- Data for processing:
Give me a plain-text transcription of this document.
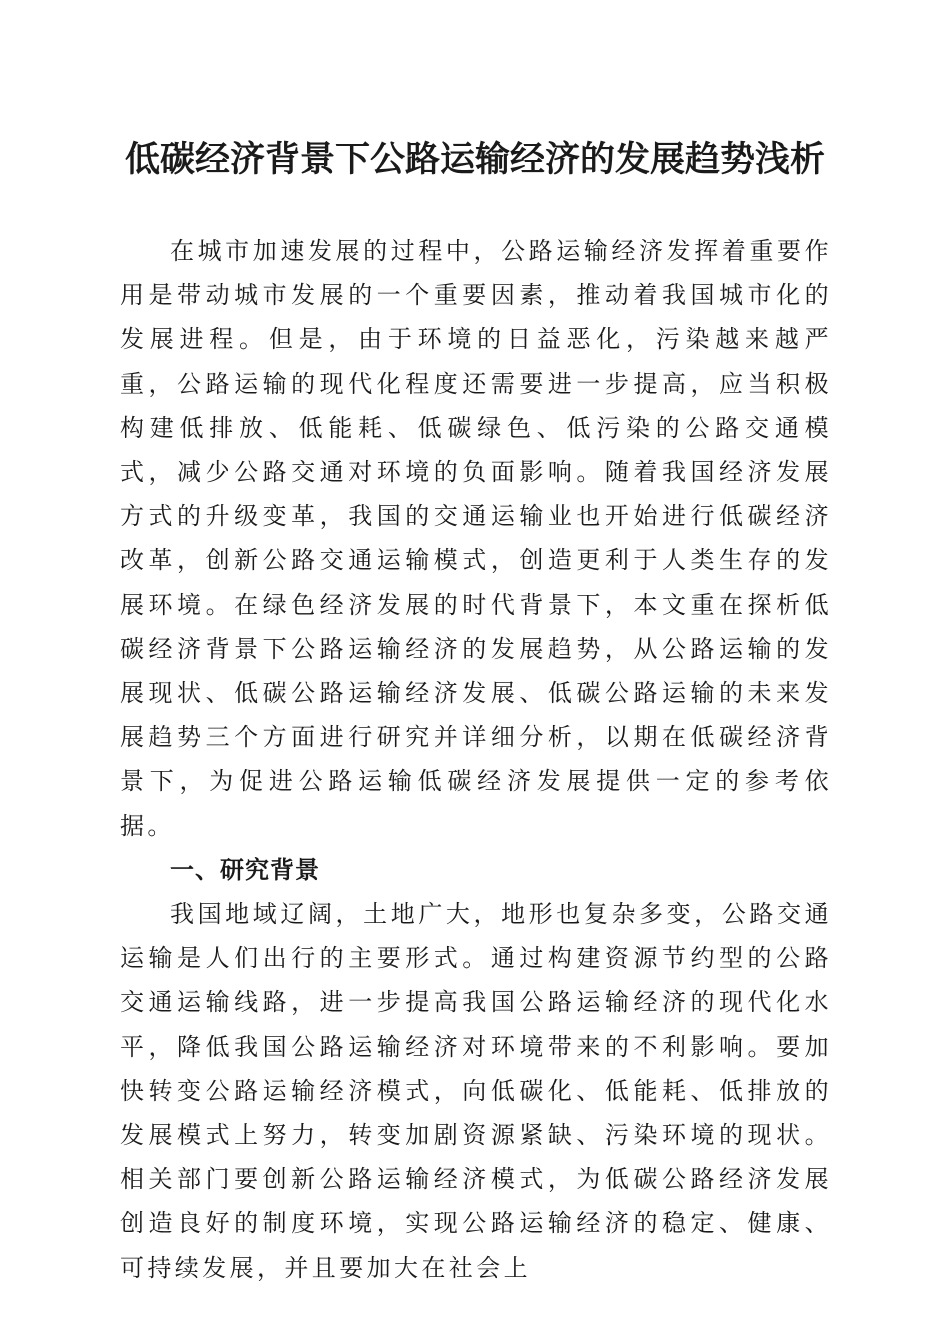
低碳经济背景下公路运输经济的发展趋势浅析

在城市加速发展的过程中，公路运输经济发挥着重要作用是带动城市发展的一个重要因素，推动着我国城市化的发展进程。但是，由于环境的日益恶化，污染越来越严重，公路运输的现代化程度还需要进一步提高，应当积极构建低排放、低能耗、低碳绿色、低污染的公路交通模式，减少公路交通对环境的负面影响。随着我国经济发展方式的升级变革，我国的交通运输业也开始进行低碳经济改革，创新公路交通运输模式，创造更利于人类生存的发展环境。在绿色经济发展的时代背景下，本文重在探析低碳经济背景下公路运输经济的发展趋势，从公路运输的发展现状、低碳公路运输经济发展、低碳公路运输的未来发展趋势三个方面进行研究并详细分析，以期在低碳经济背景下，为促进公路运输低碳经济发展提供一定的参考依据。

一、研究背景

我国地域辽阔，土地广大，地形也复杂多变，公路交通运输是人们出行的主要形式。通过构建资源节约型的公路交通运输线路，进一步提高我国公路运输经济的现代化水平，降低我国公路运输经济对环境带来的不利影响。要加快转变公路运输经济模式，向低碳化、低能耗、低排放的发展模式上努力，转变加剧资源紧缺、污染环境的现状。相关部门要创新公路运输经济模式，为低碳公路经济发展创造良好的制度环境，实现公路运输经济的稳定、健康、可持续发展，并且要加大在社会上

- Task directions: The records above must be echoed exactly, minus their pictures.

- Solution for this problem:
Give me a plain-text transcription of this document.
低碳经济背景下公路运输经济的发展趋势浅析

在城市加速发展的过程中，公路运输经济发挥着重要作用是带动城市发展的一个重要因素，推动着我国城市化的发展进程。但是，由于环境的日益恶化，污染越来越严重，公路运输的现代化程度还需要进一步提高，应当积极构建低排放、低能耗、低碳绿色、低污染的公路交通模式，减少公路交通对环境的负面影响。随着我国经济发展方式的升级变革，我国的交通运输业也开始进行低碳经济改革，创新公路交通运输模式，创造更利于人类生存的发展环境。在绿色经济发展的时代背景下，本文重在探析低碳经济背景下公路运输经济的发展趋势，从公路运输的发展现状、低碳公路运输经济发展、低碳公路运输的未来发展趋势三个方面进行研究并详细分析，以期在低碳经济背景下，为促进公路运输低碳经济发展提供一定的参考依据。

一、研究背景

我国地域辽阔，土地广大，地形也复杂多变，公路交通运输是人们出行的主要形式。通过构建资源节约型的公路交通运输线路，进一步提高我国公路运输经济的现代化水平，降低我国公路运输经济对环境带来的不利影响。要加快转变公路运输经济模式，向低碳化、低能耗、低排放的发展模式上努力，转变加剧资源紧缺、污染环境的现状。相关部门要创新公路运输经济模式，为低碳公路经济发展创造良好的制度环境，实现公路运输经济的稳定、健康、可持续发展，并且要加大在社会上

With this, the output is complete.